Write each record again exactly as it stands.

----

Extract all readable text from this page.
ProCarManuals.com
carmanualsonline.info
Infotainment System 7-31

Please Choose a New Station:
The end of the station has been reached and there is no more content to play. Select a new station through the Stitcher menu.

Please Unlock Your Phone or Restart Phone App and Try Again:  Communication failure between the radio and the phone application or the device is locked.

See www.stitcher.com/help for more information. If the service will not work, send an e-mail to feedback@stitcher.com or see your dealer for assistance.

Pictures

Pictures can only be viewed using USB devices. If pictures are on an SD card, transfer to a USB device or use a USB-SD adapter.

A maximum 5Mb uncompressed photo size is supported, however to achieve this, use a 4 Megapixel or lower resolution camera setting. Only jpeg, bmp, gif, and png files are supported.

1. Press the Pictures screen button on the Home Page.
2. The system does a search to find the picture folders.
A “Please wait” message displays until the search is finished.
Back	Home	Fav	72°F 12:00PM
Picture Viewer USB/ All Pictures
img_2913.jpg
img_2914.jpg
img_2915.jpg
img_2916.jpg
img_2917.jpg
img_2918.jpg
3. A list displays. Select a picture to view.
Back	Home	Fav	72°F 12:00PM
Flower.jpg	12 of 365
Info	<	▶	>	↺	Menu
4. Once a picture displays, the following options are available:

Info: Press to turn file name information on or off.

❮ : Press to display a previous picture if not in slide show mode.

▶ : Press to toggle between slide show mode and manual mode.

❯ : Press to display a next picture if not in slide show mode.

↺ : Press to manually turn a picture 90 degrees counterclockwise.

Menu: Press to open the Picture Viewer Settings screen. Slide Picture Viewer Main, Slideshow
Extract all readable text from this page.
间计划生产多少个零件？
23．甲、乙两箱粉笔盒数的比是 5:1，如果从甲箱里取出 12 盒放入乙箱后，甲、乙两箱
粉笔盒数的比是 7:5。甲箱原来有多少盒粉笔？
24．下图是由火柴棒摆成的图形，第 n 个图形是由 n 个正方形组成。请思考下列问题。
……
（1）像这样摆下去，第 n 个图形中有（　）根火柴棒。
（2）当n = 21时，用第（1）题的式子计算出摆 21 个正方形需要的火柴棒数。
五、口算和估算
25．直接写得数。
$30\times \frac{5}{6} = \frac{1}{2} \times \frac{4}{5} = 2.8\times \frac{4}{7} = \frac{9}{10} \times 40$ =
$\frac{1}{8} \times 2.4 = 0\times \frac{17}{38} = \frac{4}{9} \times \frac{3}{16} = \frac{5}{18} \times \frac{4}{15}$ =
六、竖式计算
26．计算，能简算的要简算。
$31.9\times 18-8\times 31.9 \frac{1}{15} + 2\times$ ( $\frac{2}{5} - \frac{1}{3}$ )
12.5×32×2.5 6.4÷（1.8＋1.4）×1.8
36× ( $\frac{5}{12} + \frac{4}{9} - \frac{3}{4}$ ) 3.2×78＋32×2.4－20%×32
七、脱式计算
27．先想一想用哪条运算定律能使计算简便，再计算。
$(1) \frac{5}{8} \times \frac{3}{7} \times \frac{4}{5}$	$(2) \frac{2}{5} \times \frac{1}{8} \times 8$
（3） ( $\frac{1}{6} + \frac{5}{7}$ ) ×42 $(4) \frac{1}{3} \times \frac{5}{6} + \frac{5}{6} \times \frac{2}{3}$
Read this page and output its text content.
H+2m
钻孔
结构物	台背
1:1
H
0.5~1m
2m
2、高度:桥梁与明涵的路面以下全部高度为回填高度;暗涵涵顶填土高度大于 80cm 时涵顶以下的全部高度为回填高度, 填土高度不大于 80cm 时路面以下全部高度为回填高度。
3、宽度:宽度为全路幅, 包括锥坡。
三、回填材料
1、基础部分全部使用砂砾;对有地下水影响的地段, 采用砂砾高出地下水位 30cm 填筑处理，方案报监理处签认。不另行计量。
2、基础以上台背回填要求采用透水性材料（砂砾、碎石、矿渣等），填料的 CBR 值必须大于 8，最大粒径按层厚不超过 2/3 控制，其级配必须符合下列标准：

----

- [TASK ANSWER]:
Extract all readable text from this page.
ProCarManuals.com
carmanualsonline.info
Infotainment System 7-31

Please Choose a New Station:
The end of the station has been reached and there is no more content to play. Select a new station through the Stitcher menu.

Please Unlock Your Phone or Restart Phone App and Try Again:  Communication failure between the radio and the phone application or the device is locked.

See www.stitcher.com/help for more information. If the service will not work, send an e-mail to feedback@stitcher.com or see your dealer for assistance.

Pictures

Pictures can only be viewed using USB devices. If pictures are on an SD card, transfer to a USB device or use a USB-SD adapter.

A maximum 5Mb uncompressed photo size is supported, however to achieve this, use a 4 Megapixel or lower resolution camera setting. Only jpeg, bmp, gif, and png files are supported.

1. Press the Pictures screen button on the Home Page.
2. The system does a search to find the picture folders.
A “Please wait” message displays until the search is finished.
Back	Home	Fav	72°F 12:00PM
Picture Viewer USB/ All Pictures
img_2913.jpg
img_2914.jpg
img_2915.jpg
img_2916.jpg
img_2917.jpg
img_2918.jpg
3. A list displays. Select a picture to view.
Back	Home	Fav	72°F 12:00PM
Flower.jpg	12 of 365
Info	<	▶	>	↺	Menu
4. Once a picture displays, the following options are available:

Info: Press to turn file name information on or off.

❮ : Press to display a previous picture if not in slide show mode.

▶ : Press to toggle between slide show mode and manual mode.

❯ : Press to display a next picture if not in slide show mode.

↺ : Press to manually turn a picture 90 degrees counterclockwise.

Menu: Press to open the Picture Viewer Settings screen. Slide Picture Viewer Main, Slideshow
Extract all readable text from this page.
间计划生产多少个零件？
23．甲、乙两箱粉笔盒数的比是 5:1，如果从甲箱里取出 12 盒放入乙箱后，甲、乙两箱
粉笔盒数的比是 7:5。甲箱原来有多少盒粉笔？
24．下图是由火柴棒摆成的图形，第 n 个图形是由 n 个正方形组成。请思考下列问题。
……
（1）像这样摆下去，第 n 个图形中有（　）根火柴棒。
（2）当n = 21时，用第（1）题的式子计算出摆 21 个正方形需要的火柴棒数。
五、口算和估算
25．直接写得数。
$30\times \frac{5}{6} = \frac{1}{2} \times \frac{4}{5} = 2.8\times \frac{4}{7} = \frac{9}{10} \times 40$ =
$\frac{1}{8} \times 2.4 = 0\times \frac{17}{38} = \frac{4}{9} \times \frac{3}{16} = \frac{5}{18} \times \frac{4}{15}$ =
六、竖式计算
26．计算，能简算的要简算。
$31.9\times 18-8\times 31.9 \frac{1}{15} + 2\times$ ( $\frac{2}{5} - \frac{1}{3}$ )
12.5×32×2.5 6.4÷（1.8＋1.4）×1.8
36× ( $\frac{5}{12} + \frac{4}{9} - \frac{3}{4}$ ) 3.2×78＋32×2.4－20%×32
七、脱式计算
27．先想一想用哪条运算定律能使计算简便，再计算。
$(1) \frac{5}{8} \times \frac{3}{7} \times \frac{4}{5}$	$(2) \frac{2}{5} \times \frac{1}{8} \times 8$
（3） ( $\frac{1}{6} + \frac{5}{7}$ ) ×42 $(4) \frac{1}{3} \times \frac{5}{6} + \frac{5}{6} \times \frac{2}{3}$
Read this page and output its text content.
H+2m
钻孔
结构物	台背
1:1
H
0.5~1m
2m
2、高度:桥梁与明涵的路面以下全部高度为回填高度;暗涵涵顶填土高度大于 80cm 时涵顶以下的全部高度为回填高度, 填土高度不大于 80cm 时路面以下全部高度为回填高度。
3、宽度:宽度为全路幅, 包括锥坡。
三、回填材料
1、基础部分全部使用砂砾;对有地下水影响的地段, 采用砂砾高出地下水位 30cm 填筑处理，方案报监理处签认。不另行计量。
2、基础以上台背回填要求采用透水性材料（砂砾、碎石、矿渣等），填料的 CBR 值必须大于 8，最大粒径按层厚不超过 2/3 控制，其级配必须符合下列标准：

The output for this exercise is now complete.